Task requirements
Gather from the listing below each line that includes the word "Nacht", and copy it.

Records for this task
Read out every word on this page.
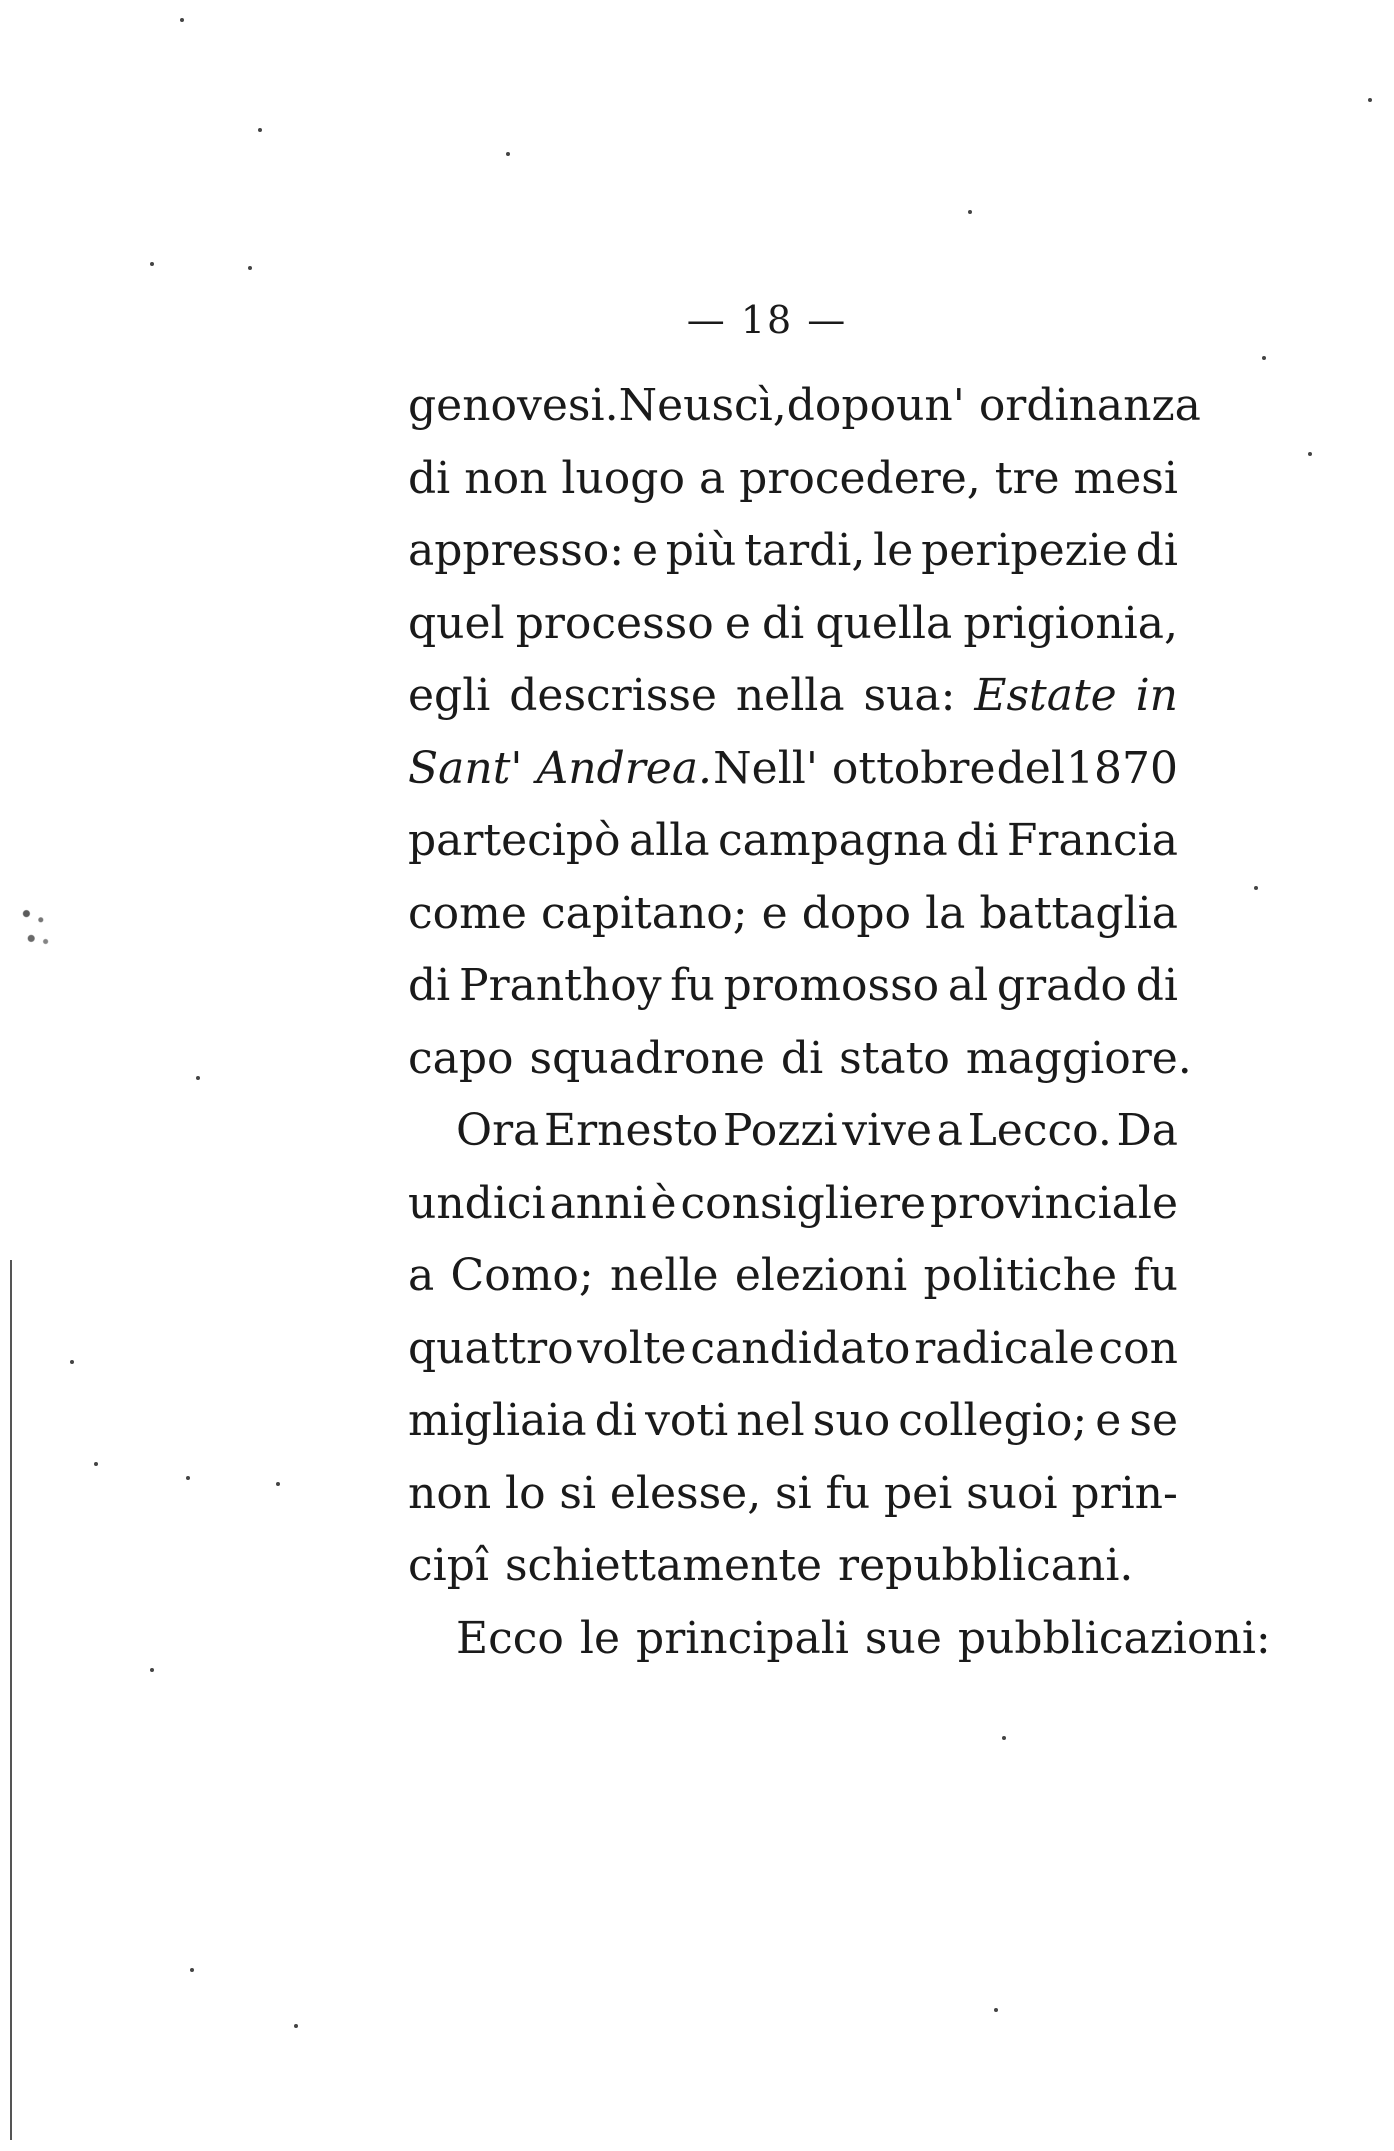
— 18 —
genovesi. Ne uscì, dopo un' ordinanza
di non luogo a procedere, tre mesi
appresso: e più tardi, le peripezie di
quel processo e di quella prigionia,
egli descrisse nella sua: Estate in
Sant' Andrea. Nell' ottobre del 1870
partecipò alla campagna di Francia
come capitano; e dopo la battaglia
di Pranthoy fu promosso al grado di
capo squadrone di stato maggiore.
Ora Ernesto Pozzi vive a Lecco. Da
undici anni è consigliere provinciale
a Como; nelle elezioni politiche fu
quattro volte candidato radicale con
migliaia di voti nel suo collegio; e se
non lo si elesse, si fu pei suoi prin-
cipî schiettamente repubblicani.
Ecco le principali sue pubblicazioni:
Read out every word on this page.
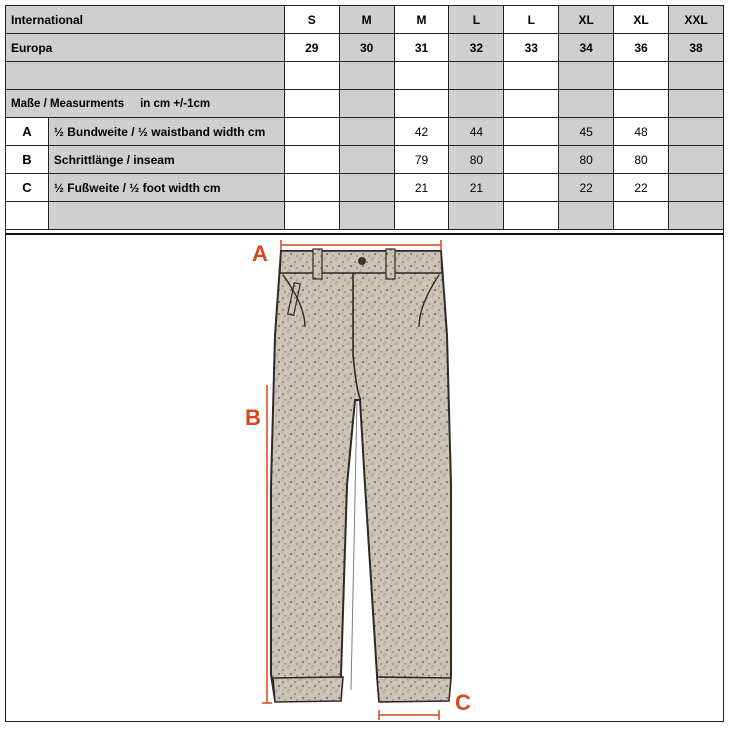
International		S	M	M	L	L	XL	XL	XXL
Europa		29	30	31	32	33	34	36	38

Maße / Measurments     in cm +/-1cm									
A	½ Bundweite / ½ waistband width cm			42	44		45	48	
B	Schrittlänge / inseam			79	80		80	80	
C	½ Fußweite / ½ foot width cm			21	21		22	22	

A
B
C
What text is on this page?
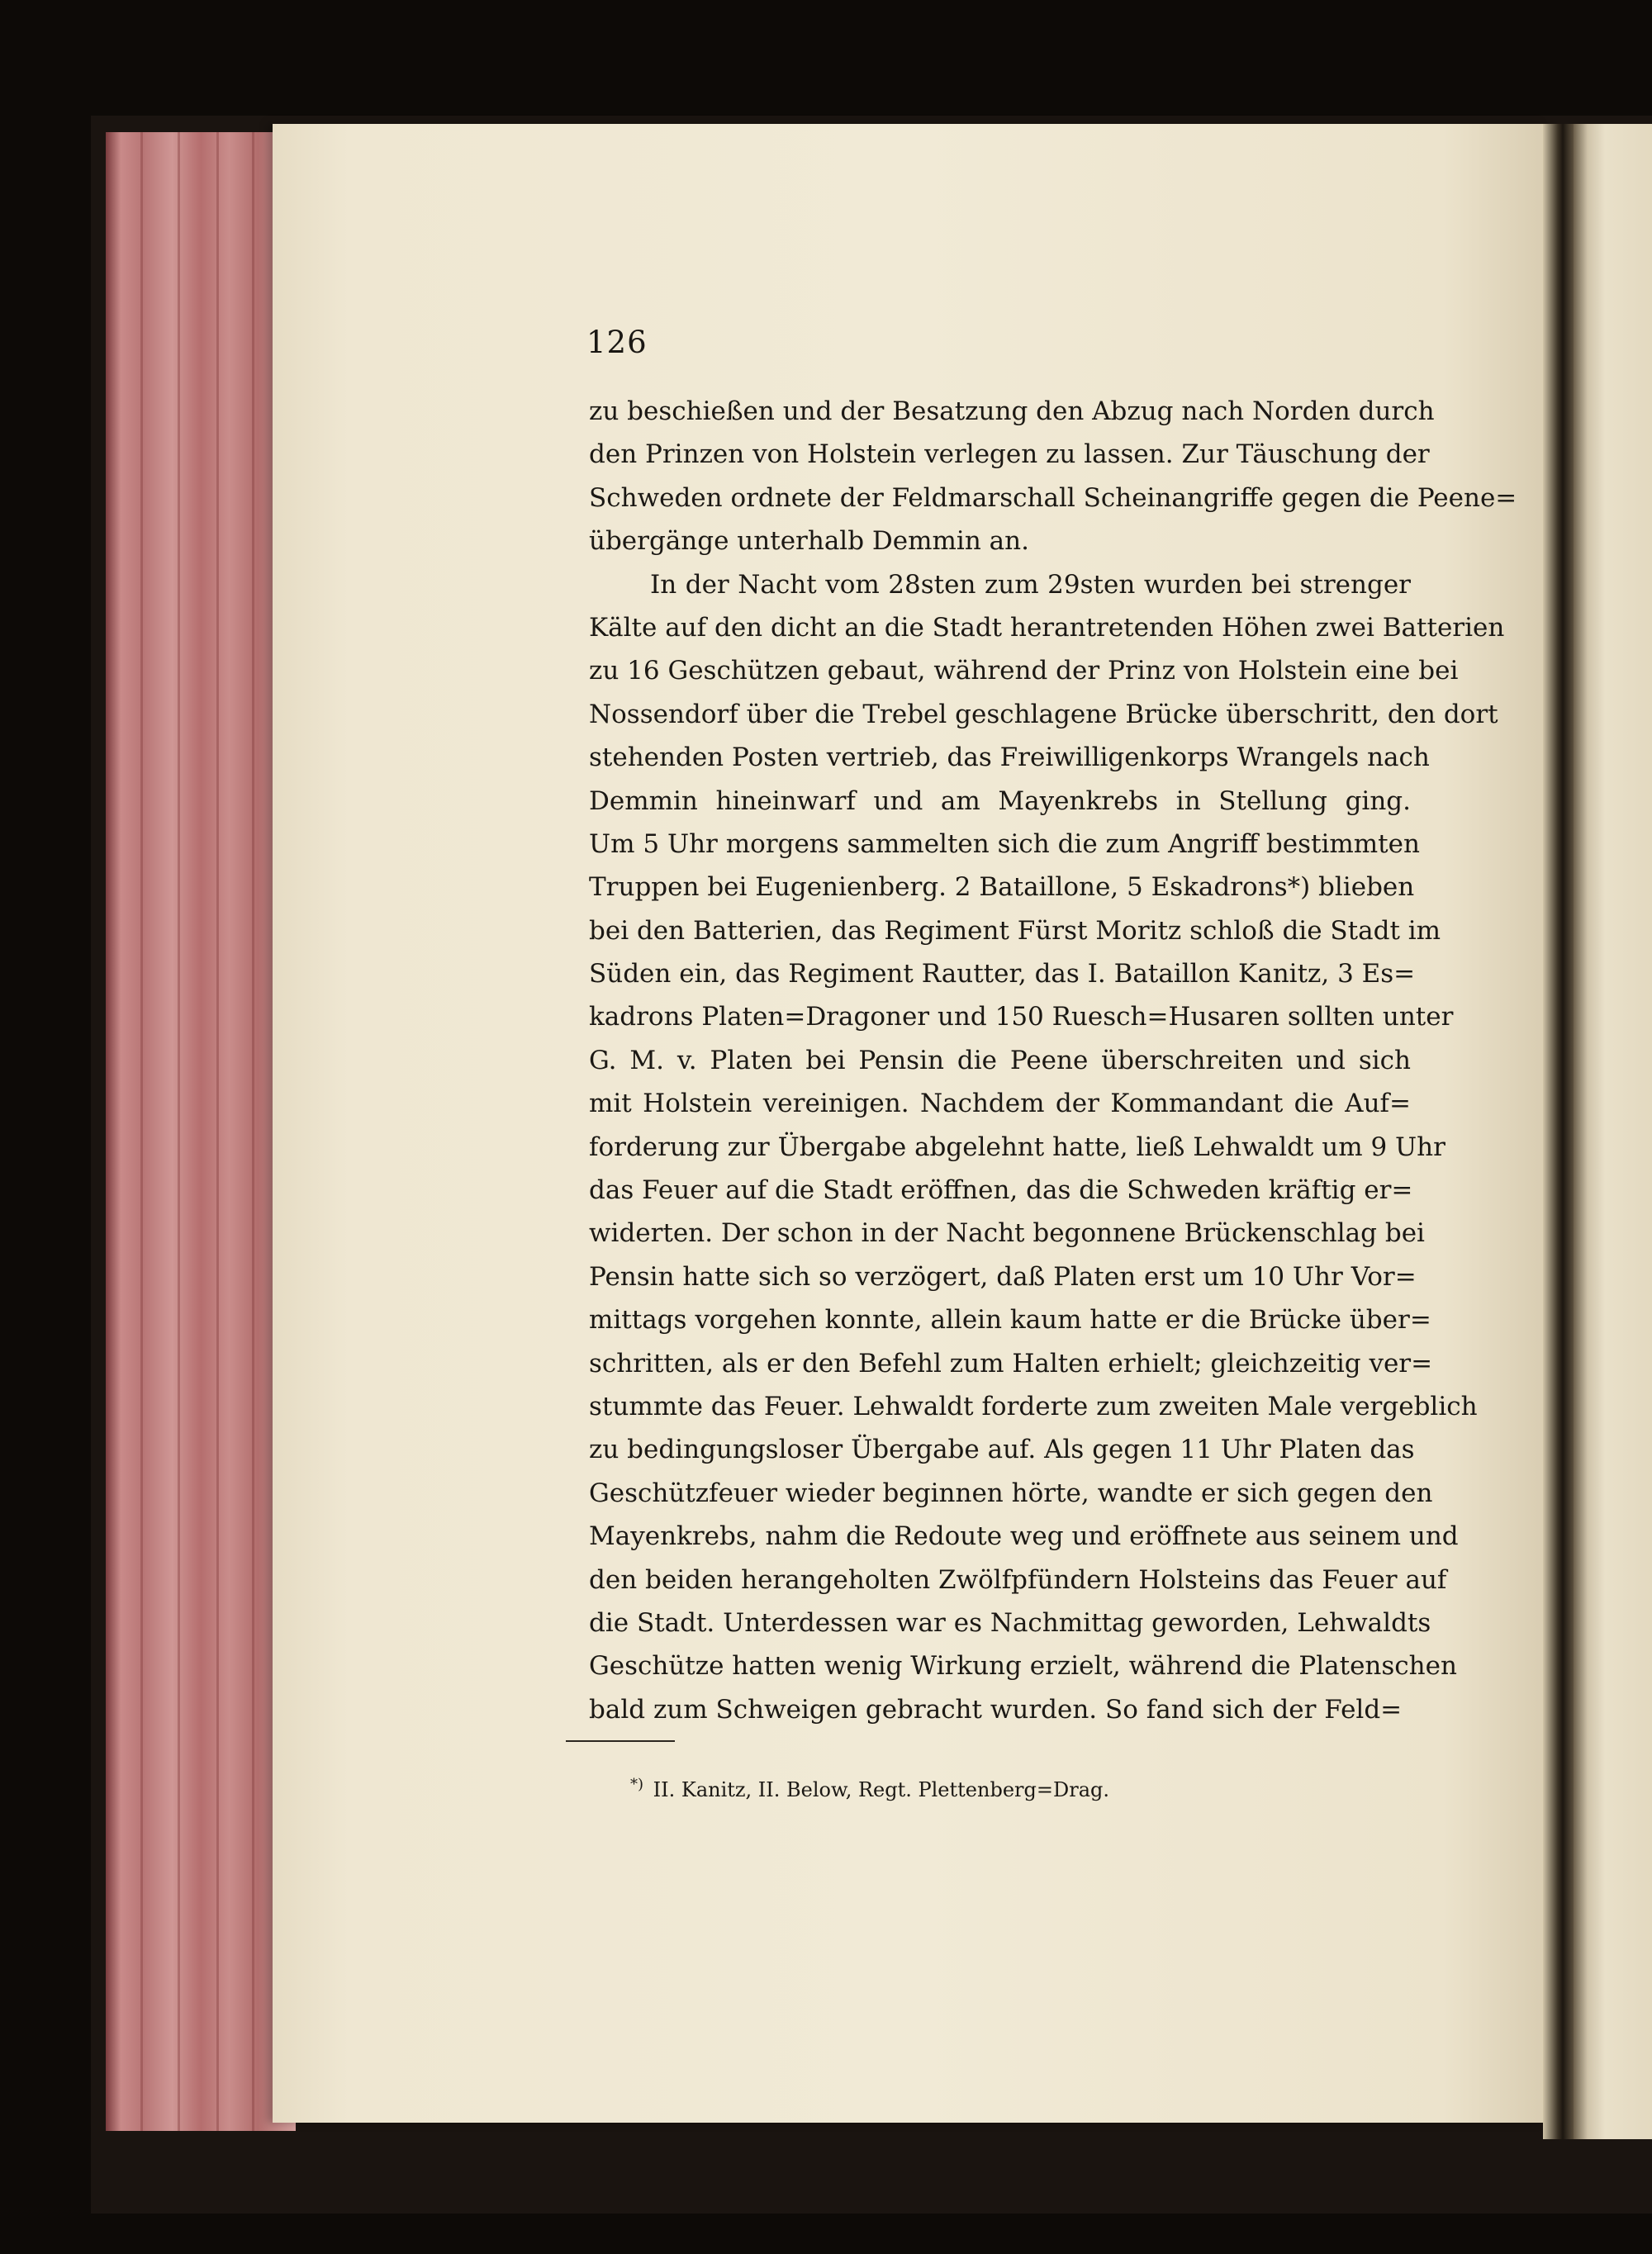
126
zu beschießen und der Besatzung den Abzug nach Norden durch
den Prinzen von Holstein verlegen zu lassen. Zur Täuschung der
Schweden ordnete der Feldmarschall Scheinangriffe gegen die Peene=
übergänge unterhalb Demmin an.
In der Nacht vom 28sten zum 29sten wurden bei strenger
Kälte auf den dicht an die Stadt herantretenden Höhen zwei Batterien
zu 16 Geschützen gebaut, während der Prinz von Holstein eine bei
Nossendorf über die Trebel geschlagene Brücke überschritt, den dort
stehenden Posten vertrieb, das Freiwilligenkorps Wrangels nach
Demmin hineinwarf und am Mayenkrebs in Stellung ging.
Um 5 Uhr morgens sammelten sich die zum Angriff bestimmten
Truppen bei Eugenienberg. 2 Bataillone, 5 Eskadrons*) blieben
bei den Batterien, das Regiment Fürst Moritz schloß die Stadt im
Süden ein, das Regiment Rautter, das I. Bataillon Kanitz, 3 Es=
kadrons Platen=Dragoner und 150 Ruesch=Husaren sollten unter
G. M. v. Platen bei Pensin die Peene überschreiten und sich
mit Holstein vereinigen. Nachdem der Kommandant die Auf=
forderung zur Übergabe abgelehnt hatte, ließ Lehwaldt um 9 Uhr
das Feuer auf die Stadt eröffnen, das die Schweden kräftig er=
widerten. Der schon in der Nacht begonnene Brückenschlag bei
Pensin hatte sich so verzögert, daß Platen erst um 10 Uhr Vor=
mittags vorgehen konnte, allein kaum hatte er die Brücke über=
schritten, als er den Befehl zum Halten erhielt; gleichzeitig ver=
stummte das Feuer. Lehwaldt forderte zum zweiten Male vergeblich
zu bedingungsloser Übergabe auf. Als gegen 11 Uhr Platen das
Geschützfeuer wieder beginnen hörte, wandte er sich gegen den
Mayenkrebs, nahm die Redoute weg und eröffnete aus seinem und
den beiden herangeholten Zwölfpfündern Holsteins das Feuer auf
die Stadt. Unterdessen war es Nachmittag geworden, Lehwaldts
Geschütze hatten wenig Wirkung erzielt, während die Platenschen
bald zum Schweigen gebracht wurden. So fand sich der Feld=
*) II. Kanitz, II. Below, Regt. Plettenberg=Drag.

Written answer
In der Nacht vom 28sten zum 29sten wurden bei strenger
widerten. Der schon in der Nacht begonnene Brückenschlag bei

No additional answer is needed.